**Tasks to complete:**
[1] In the discussion excerpt, what does the writer say the massive welfare state needs in order to sustain itself?
[2] Write out the passage of the discussion excerpt that begins with the words "Your theory that" and stops after the words "a substantive response.".

start Source extract

No, you are frankly ignorant on this point.

> Regardless saying someone is not allowed to accomplish a goal is not the inverse of saying they will accomplish it, and it is that which is being claimed.

Well, again, it depends on how far you want to go with that, and your phrasing is incomplete at best. If you mean to say that the fact a state can't prevent you from having children, is not to say the state can encourage you to have children, again you are wrong. Indeed, given our massive welfare state that needs a high birth rate to sustain itself, the ability of the state to promote procreation—to say, go forth and multiply—is vital. Either that or we will have to abolish social security, and so on. Which wouldn't be a bad idea, but I find it curious how liberals don't seem interested in doing what it takes to make these programs soluble.

But on the other hand, the existence of a right to procreate does not imply the power on the state to force you to do so. In other words, the state can't rape you, or require someone else to rape you. Maybe that is what you are saying.

Now if either of those are a straw man, well, that is because I am not quite sure what you are trying to say.

> Even our rights can be regulated, what they can't be is effectively completely proscribed or selectively allowed for just some citizens.

Except it is allowed for all citizens. What is not allowed is specific pairings. But gay men and straight men are both equally allowed to marry women.

Instead you want to say that a gay pairing should be treated as equal to a straight one in every way, including name. But an incestuous pairing should not be treated as equal, or a polygamous one. Or an interspecies pairing. And why? As demonstrated before, because you feel different about homosexuality, which is good enough for you, but is hardly a satisfactory reason to the millions of Californians who found their vote nullified.

I thought liberals like you always said, "count every vote." But what you really meant was, count every vote, but none of them really count. What counts is the whims of our judicial overlords.

> You are saying that there aren't people who only pair-bond with someone of a particular gender

Your theory that you should be have an available "pair bond" is alright as a theory, but has nothing to do with the actual law.

And I swear if I hear you use the term "pair bond" one more time, I will probably vomit. What is it with some people that they have to find terms that drain all the blood out of our concepts?

Angelsong

First, I scrolled up and I never found a substantive response.

Second you said:

> The right to attempt to procreate? How ridiculous can you get?

So you feel the state can restrain two married people from procreating if it wants to? And you think the overwhelmingly heterosexual men who wrote the constitution, who valued God and family, really thought they were giving the state the right to tell them that they couldn't have children with their wives, God willing? Hell, given the state of contraceptive tech at the time, the only realistic way to prevent procreation is to ban heterosexual sex altogether. Who knew? They were all trying to be Shakers!

Sorry, the ridiculous argument is on your side.

I'm not big on leaning on the Ninth Amendment when the text doesn't help, but if there ever was a case where a right was considered such a "given" that it doesn't need to be said, the right of straight people to have sex and children, at least in the context of marriage, is about as easy a case as you are likely to come by.

Steve

> and those amendments say that sexual orientation is a protected category just like race or religion

Really? Where does it say that?

Prediction: he will point at a provision that doesn't say it "in so many words"—as in, not at all.

end Source extract
start Dataset rows

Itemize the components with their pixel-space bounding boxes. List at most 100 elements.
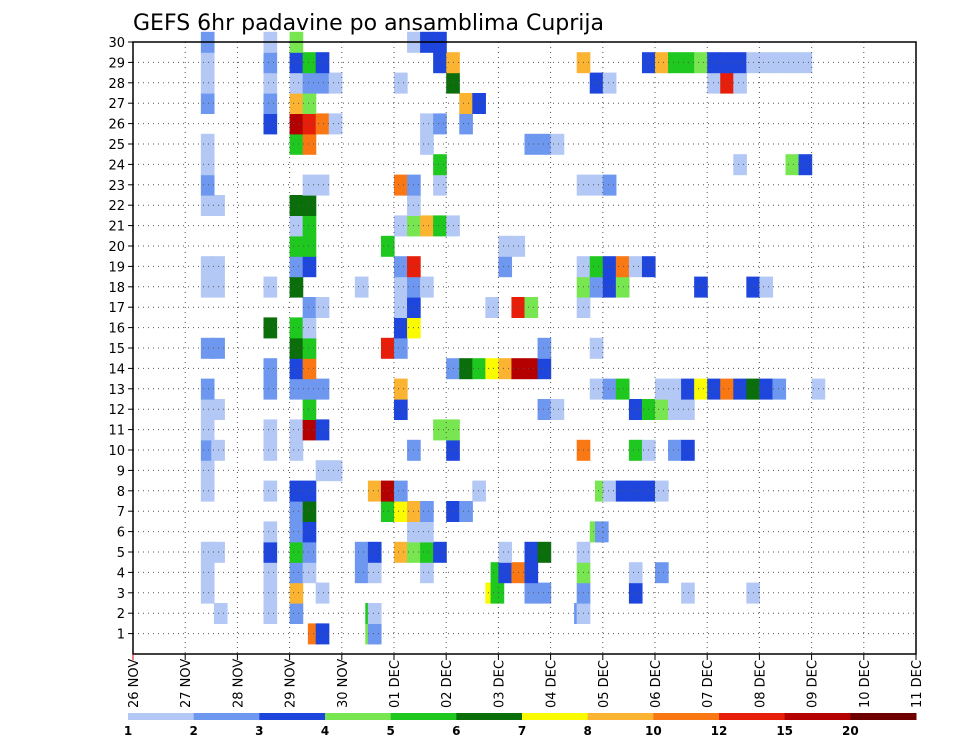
heatmap-cell-member-3-3 [315, 582, 330, 604]
heatmap-cell-member-23-3 [394, 174, 408, 196]
heatmap-cell-member-29-12 [694, 52, 708, 74]
legend-label-6: 7 [518, 724, 526, 738]
heatmap-cell-member-14-2 [302, 358, 317, 380]
y-tick-label-13: 13 [108, 383, 125, 398]
x-tick-label-6: 02 DEC [440, 660, 455, 708]
heatmap-cell-member-21-2 [394, 215, 408, 237]
x-tick-label-4: 30 NOV [336, 659, 351, 708]
x-tick-label-2: 28 NOV [231, 659, 246, 708]
heatmap-cell-member-15-7 [589, 337, 604, 359]
heatmap-cell-member-3-1 [263, 582, 278, 604]
heatmap-cell-member-13-7 [602, 378, 617, 400]
heatmap-cell-member-13-15 [733, 378, 747, 400]
heatmap-cell-member-14-4 [459, 358, 473, 380]
legend-label-5: 6 [452, 724, 460, 738]
heatmap-cell-member-14-1 [289, 358, 304, 380]
legend-swatch-8 [653, 713, 720, 720]
heatmap-cell-member-7-3 [394, 501, 408, 522]
heatmap-cell-member-7-2 [380, 501, 395, 522]
heatmap-cell-member-5-0 [200, 541, 215, 563]
heatmap-cell-member-15-0 [200, 337, 215, 359]
y-tick-label-12: 12 [108, 403, 125, 418]
y-axis: 1234567891011121314151617181920212223242… [108, 36, 133, 643]
heatmap-cell-member-24-2 [733, 154, 747, 176]
heatmap-cell-member-3-7 [537, 582, 552, 604]
x-tick-label-9: 05 DEC [597, 660, 612, 708]
heatmap-cell-member-18-3 [289, 276, 304, 298]
legend-label-11: 20 [842, 724, 859, 738]
heatmap-cell-member-25-2 [302, 133, 317, 155]
legend-swatch-11 [850, 713, 917, 720]
heatmap-cell-member-27-2 [289, 93, 304, 114]
heatmap-cell-member-12-5 [550, 399, 565, 420]
heatmap-cell-member-10-3 [289, 439, 304, 461]
heatmap-cell-member-18-4 [354, 276, 369, 298]
heatmap-cell-member-19-0 [200, 256, 215, 278]
heatmap-cell-member-12-3 [394, 399, 408, 420]
heatmap-cell-member-18-2 [263, 276, 278, 298]
y-tick-label-21: 21 [108, 220, 125, 235]
heatmap-cell-member-8-11 [628, 480, 643, 502]
heatmap-cell-member-28-1 [263, 72, 278, 94]
heatmap-cell-member-4-5 [367, 562, 382, 584]
heatmap-cell-member-8-4 [367, 480, 382, 502]
y-tick-label-23: 23 [108, 179, 125, 194]
heatmap-cell-member-6-0 [263, 521, 278, 543]
heatmap-cell-member-13-9 [655, 378, 669, 400]
heatmap-cell-member-18-14 [759, 276, 774, 298]
heatmap-cell-member-28-2 [289, 72, 304, 94]
heatmap-cell-member-6-6 [594, 521, 609, 543]
heatmap-cell-member-15-6 [537, 337, 552, 359]
heatmap-cell-member-13-14 [720, 378, 734, 400]
heatmap-cell-member-8-0 [200, 480, 215, 502]
heatmap-cell-member-27-1 [263, 93, 278, 114]
heatmap-cell-member-13-1 [263, 378, 278, 400]
heatmap-cell-member-19-11 [628, 256, 643, 278]
heatmap-cell-member-28-4 [315, 72, 330, 94]
legend-label-7: 8 [583, 724, 591, 738]
heatmap-cell-member-4-0 [200, 562, 215, 584]
x-tick-label-0: 26 NOV [127, 659, 142, 708]
legend-label-2: 3 [255, 724, 263, 738]
heatmap-cell-member-5-2 [263, 541, 278, 563]
heatmap-cell-member-18-11 [615, 276, 630, 298]
heatmap-cell-member-5-9 [420, 541, 434, 563]
heatmap-cell-member-17-4 [485, 297, 499, 318]
heatmap-cell-member-16-1 [289, 317, 304, 339]
heatmap-cell-member-8-6 [394, 480, 408, 502]
heatmap-cell-member-26-0 [263, 113, 278, 135]
heatmap-cell-member-3-5 [490, 582, 505, 604]
heatmap-cell-member-27-0 [200, 93, 215, 114]
heatmap-cell-member-11-0 [200, 419, 215, 441]
legend-label-4: 5 [386, 724, 394, 738]
heatmap-cell-member-12-8 [655, 399, 669, 420]
legend-swatch-1 [193, 713, 260, 720]
heatmap-cell-member-15-4 [380, 337, 395, 359]
heatmap-cell-member-2-1 [263, 603, 278, 624]
y-tick-label-9: 9 [117, 464, 125, 479]
heatmap-cell-member-16-0 [263, 317, 278, 339]
y-tick-label-25: 25 [108, 138, 125, 153]
heatmap-cell-member-26-2 [302, 113, 317, 135]
heatmap-cell-member-26-1 [289, 113, 304, 135]
heatmap-cell-member-13-5 [394, 378, 408, 400]
heatmap-cell-member-29-10 [668, 52, 682, 74]
heatmap-cell-member-6-1 [289, 521, 304, 543]
heatmap-cell-member-8-5 [380, 480, 395, 502]
legend-label-9: 12 [711, 724, 728, 738]
heatmap-cell-member-5-4 [302, 541, 317, 563]
heatmap-cell-member-29-4 [315, 52, 330, 74]
y-tick-label-5: 5 [117, 546, 125, 561]
y-tick-label-26: 26 [108, 118, 125, 133]
x-tick-label-11: 07 DEC [701, 660, 716, 708]
heatmap-cell-member-27-5 [472, 93, 486, 114]
heatmap-cell-member-28-10 [707, 72, 721, 94]
heatmap-cell-member-12-6 [628, 399, 643, 420]
heatmap-cell-member-13-4 [315, 378, 330, 400]
heatmap-cell-member-8-3 [302, 480, 317, 502]
heatmap-cell-member-23-7 [589, 174, 604, 196]
heatmap-cell-member-4-2 [289, 562, 304, 584]
y-tick-label-17: 17 [108, 301, 125, 316]
heatmap-cell-member-13-2 [289, 378, 304, 400]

end Dataset rows

**Per-task outputs:**
[1] A high birth rate.

[2]
Your theory that you should be have an available "pair bond" is alright as a theory, but has nothing to do with the actual law.

And I swear if I hear you use the term "pair bond" one more time, I will probably vomit. What is it with some people that they have to find terms that drain all the blood out of our concepts?

Angelsong

First, I scrolled up and I never found a substantive response.